Problem details -
Extract every line where the string "Daybed" appears.

****

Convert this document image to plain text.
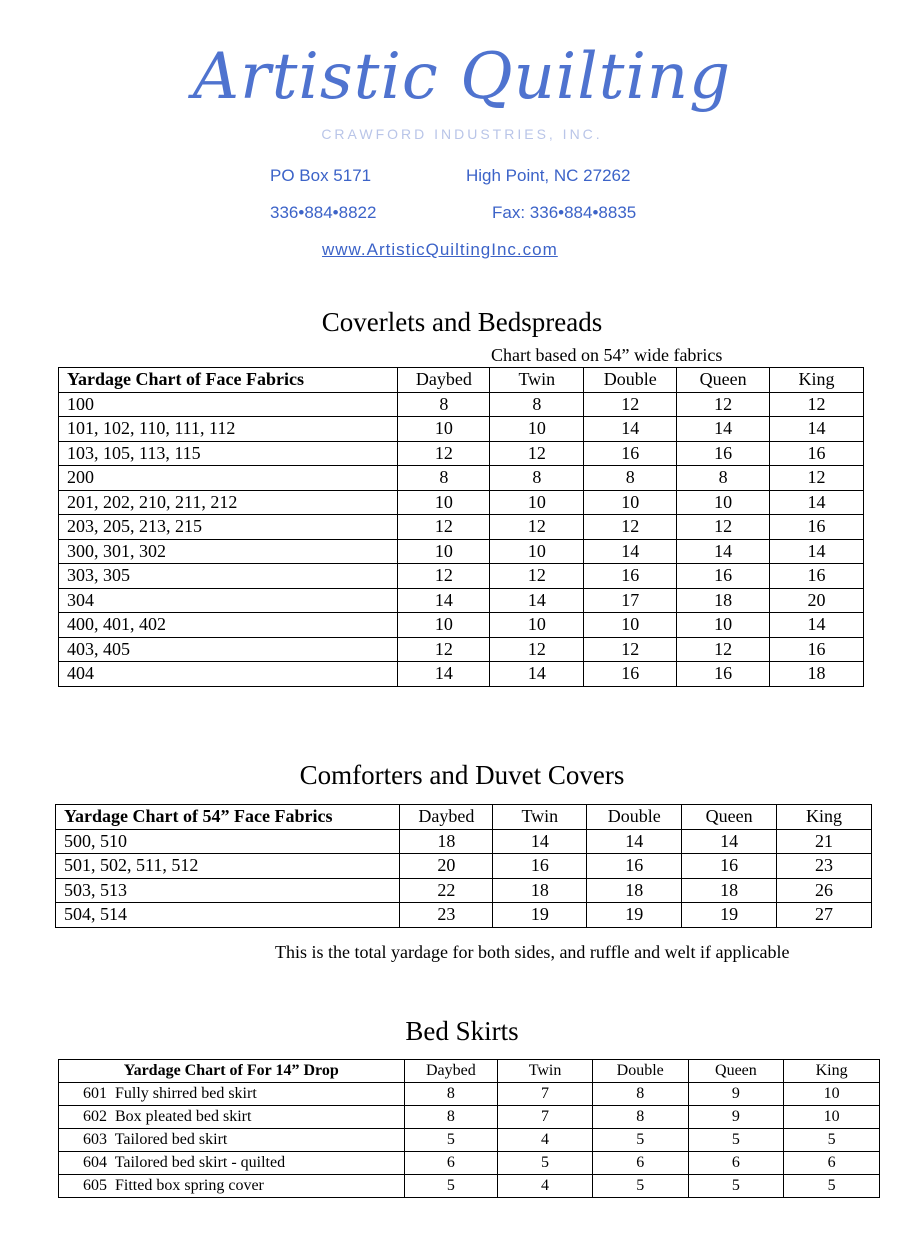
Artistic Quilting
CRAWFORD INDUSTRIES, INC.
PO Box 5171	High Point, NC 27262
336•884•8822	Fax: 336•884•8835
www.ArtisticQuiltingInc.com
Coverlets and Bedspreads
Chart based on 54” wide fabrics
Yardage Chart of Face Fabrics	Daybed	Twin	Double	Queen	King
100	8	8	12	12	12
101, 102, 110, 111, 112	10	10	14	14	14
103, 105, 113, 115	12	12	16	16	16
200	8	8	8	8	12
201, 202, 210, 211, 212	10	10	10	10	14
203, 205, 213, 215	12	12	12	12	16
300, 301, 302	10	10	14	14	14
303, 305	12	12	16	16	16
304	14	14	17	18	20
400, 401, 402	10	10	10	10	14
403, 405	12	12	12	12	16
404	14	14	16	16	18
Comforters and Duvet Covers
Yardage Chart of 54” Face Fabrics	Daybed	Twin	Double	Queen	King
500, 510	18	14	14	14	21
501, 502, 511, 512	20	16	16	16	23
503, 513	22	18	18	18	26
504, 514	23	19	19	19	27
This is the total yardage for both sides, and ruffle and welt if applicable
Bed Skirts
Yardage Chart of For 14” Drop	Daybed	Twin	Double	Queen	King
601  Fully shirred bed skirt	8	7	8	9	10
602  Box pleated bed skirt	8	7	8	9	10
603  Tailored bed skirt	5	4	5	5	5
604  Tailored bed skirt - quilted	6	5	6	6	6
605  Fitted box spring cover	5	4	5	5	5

****

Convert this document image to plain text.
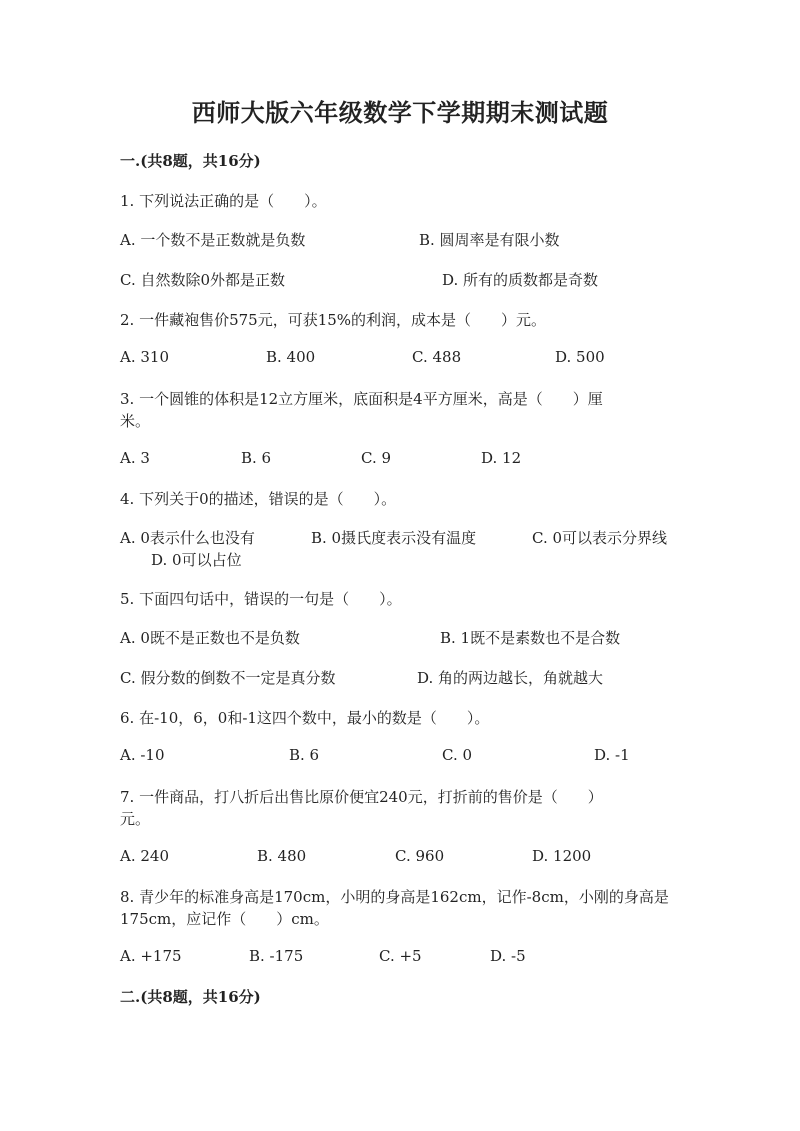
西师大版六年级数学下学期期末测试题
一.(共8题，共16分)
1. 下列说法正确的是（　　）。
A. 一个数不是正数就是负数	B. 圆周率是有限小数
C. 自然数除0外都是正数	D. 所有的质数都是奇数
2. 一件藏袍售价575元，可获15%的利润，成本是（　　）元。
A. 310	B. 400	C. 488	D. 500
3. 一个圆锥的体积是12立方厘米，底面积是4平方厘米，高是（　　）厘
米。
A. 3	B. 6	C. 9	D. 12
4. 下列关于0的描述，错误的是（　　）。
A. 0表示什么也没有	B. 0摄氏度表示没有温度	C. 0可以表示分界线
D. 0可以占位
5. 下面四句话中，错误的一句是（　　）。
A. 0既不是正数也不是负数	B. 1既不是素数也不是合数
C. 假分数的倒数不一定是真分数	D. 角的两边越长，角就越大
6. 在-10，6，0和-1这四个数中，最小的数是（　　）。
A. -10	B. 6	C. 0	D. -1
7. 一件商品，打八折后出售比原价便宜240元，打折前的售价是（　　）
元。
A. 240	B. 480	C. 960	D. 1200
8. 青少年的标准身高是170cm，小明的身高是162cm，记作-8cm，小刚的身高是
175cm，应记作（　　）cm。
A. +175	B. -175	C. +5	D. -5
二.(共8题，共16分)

****

Response to this exercise -
Yardage Chart of Face Fabrics	Daybed	Twin	Double	Queen	King
Yardage Chart of 54” Face Fabrics	Daybed	Twin	Double	Queen	King
Yardage Chart of For 14” Drop	Daybed	Twin	Double	Queen	King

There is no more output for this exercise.